#### [Data listing]
╭──
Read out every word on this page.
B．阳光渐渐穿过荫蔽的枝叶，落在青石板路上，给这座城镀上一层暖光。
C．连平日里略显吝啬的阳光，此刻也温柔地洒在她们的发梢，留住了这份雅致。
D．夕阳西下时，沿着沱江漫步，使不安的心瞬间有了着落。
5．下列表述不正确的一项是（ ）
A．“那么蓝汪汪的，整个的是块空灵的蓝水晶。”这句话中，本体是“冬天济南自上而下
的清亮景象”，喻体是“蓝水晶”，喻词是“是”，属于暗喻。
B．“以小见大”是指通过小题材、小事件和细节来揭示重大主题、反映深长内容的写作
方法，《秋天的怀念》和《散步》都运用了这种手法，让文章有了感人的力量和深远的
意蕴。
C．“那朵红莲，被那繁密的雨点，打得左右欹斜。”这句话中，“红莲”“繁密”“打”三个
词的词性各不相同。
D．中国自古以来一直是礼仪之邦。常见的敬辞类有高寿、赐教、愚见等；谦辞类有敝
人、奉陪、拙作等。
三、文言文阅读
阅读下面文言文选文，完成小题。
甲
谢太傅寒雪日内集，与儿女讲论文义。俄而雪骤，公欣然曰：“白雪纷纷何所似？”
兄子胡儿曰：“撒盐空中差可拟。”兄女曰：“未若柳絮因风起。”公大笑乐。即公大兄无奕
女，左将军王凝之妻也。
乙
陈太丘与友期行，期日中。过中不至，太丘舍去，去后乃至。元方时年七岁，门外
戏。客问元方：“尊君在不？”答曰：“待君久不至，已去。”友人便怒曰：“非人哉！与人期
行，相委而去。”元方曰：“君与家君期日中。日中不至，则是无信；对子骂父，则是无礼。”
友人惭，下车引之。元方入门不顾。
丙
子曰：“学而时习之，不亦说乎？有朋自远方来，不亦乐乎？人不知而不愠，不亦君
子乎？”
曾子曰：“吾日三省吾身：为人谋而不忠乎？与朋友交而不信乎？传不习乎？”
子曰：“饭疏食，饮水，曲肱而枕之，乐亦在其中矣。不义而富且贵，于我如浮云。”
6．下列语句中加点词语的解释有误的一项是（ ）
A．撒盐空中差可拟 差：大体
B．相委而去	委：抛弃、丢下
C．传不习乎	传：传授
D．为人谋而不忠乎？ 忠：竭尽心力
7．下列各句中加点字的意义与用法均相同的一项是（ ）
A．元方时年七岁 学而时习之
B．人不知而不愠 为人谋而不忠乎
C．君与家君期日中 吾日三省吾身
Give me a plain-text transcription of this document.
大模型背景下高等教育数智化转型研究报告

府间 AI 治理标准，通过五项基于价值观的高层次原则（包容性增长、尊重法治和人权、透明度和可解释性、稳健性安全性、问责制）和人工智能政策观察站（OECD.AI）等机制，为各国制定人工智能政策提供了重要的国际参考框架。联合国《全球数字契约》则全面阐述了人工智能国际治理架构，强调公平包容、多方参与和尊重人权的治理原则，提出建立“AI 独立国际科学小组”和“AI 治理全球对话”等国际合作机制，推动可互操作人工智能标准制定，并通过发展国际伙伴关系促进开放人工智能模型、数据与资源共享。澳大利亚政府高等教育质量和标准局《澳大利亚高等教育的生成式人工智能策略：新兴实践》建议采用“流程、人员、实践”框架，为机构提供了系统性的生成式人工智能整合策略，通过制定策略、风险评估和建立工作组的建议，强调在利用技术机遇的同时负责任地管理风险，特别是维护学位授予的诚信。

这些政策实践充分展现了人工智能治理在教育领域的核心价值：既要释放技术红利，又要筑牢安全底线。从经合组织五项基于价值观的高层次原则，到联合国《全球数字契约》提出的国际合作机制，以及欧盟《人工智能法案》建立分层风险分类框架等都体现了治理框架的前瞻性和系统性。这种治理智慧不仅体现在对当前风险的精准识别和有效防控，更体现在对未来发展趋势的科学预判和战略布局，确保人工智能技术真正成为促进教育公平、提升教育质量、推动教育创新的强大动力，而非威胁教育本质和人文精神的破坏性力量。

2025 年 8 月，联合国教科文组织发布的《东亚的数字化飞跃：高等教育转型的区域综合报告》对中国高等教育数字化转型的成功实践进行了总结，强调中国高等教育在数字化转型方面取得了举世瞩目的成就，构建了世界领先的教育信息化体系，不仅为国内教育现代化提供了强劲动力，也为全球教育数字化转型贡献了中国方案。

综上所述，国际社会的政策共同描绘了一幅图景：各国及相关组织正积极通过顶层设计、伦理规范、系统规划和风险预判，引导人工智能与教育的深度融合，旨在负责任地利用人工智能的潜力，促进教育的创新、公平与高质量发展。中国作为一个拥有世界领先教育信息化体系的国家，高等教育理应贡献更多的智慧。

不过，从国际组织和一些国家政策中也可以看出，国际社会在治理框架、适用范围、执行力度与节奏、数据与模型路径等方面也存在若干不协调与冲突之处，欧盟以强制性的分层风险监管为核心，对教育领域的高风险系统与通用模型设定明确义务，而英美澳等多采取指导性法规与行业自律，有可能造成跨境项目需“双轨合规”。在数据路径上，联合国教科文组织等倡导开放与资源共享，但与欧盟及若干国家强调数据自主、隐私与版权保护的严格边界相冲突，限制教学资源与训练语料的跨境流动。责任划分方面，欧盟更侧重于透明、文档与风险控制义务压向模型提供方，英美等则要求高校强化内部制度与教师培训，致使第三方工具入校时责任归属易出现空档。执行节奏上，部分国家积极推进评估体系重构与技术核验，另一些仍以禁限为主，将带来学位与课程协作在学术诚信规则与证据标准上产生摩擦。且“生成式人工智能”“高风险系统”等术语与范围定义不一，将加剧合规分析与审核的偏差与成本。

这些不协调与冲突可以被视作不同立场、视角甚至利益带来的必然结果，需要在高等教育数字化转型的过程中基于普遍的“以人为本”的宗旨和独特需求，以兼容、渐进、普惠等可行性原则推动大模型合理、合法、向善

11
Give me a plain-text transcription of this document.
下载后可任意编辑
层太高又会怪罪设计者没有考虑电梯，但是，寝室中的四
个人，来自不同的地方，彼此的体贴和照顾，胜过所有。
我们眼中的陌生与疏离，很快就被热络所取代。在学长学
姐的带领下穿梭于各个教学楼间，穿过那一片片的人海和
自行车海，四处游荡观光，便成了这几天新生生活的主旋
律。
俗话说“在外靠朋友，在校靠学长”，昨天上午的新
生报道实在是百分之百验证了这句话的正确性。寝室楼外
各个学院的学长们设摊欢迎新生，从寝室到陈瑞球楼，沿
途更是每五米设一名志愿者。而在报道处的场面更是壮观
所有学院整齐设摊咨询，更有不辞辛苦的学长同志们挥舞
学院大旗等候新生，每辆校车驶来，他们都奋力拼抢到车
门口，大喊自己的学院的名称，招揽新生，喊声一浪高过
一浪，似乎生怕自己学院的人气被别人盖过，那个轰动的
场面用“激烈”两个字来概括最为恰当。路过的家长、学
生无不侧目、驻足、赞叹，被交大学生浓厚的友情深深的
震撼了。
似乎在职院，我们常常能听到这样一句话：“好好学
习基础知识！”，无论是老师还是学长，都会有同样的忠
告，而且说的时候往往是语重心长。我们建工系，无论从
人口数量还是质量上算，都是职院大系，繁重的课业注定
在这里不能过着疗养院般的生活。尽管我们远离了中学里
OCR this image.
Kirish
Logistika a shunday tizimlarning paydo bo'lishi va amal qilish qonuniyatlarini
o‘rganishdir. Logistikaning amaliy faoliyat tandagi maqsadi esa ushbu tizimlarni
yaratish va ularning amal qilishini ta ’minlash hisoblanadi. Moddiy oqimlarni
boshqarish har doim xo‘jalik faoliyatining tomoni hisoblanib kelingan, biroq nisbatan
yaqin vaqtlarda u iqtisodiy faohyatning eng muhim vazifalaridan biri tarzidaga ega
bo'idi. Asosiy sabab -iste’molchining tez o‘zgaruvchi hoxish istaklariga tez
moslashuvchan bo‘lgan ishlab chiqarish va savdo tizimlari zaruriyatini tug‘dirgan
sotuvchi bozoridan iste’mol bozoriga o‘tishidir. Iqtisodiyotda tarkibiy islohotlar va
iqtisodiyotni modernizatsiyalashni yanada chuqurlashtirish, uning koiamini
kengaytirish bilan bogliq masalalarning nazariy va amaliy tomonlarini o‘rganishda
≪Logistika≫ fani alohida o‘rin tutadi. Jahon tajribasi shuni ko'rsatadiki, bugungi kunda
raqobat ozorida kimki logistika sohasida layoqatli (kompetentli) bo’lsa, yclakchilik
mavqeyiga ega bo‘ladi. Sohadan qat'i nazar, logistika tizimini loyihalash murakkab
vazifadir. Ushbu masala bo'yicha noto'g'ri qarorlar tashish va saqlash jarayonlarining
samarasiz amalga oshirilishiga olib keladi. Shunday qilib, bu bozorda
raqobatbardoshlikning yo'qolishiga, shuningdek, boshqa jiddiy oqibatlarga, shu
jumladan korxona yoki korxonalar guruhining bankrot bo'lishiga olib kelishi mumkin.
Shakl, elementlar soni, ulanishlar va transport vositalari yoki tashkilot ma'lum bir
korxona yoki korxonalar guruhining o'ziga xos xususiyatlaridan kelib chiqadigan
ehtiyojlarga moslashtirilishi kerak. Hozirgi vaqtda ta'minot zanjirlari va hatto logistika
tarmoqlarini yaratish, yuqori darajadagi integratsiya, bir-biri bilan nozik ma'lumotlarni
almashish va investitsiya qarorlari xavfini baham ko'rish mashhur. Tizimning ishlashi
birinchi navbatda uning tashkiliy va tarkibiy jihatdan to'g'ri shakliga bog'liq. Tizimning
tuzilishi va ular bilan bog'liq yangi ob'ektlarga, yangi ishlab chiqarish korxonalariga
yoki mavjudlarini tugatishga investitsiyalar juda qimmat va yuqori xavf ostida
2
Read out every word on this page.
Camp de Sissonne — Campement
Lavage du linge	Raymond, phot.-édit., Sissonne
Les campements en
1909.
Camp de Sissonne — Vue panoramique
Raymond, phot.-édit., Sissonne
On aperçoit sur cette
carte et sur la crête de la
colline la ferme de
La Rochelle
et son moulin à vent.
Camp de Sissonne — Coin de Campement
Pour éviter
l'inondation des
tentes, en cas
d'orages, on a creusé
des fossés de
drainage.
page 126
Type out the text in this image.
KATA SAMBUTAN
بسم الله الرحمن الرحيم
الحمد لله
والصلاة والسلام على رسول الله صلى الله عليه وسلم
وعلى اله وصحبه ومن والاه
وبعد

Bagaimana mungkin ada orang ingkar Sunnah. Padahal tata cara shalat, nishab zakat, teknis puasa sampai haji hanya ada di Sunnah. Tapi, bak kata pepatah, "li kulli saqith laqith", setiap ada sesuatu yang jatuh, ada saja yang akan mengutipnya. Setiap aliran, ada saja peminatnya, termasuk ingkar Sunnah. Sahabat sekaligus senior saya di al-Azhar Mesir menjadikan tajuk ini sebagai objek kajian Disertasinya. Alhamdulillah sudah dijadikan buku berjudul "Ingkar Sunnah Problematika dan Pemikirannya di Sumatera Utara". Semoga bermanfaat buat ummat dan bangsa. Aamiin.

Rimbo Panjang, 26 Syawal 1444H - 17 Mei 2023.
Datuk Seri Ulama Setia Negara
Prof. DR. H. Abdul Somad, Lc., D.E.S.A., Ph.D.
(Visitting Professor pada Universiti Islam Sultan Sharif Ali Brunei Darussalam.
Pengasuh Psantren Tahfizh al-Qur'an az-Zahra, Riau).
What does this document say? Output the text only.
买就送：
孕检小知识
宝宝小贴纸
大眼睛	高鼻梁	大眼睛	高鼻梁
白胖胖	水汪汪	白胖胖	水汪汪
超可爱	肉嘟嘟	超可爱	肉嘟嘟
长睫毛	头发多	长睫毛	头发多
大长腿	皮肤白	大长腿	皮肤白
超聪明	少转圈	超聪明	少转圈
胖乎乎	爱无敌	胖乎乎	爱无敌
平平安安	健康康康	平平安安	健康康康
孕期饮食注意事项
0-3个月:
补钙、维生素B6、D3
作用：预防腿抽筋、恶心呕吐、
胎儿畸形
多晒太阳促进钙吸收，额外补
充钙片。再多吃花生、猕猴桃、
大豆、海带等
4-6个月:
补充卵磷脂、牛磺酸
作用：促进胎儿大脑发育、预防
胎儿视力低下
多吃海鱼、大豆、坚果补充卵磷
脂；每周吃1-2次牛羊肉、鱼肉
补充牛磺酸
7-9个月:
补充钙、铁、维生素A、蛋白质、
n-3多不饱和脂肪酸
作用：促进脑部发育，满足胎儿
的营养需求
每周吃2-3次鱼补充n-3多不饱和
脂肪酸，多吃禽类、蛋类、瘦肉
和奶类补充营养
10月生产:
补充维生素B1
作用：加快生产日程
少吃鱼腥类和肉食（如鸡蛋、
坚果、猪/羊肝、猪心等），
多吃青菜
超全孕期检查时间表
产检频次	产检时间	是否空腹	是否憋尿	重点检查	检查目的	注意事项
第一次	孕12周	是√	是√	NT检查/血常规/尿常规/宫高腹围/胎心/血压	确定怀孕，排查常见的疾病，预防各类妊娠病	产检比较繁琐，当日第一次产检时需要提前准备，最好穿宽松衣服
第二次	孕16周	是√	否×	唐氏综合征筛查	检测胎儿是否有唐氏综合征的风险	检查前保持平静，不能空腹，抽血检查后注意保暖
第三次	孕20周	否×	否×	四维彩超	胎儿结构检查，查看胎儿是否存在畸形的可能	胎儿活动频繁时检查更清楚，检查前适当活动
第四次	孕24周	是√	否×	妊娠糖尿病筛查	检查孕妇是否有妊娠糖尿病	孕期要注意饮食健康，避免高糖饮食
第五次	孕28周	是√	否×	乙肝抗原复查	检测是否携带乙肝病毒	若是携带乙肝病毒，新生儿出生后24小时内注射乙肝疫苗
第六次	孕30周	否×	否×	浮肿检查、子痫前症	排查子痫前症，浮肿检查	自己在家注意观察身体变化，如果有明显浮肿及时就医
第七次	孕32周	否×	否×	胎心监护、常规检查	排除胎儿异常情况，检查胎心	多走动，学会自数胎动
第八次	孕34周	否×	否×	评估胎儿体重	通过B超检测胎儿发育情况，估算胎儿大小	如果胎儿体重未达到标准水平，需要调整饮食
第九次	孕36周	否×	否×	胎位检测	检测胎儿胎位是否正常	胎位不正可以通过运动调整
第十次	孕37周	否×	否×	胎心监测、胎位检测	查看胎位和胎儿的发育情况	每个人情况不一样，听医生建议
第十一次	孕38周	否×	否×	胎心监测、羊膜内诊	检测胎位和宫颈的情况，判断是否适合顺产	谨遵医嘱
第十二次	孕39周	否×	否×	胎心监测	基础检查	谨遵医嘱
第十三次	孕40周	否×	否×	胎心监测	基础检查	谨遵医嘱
╰──
#### [Work to do]
Locate the string "édit" in the listing above and copy every line where it occurs.

#### [Response]
Lavage du linge	Raymond, phot.-édit., Sissonne
Raymond, phot.-édit., Sissonne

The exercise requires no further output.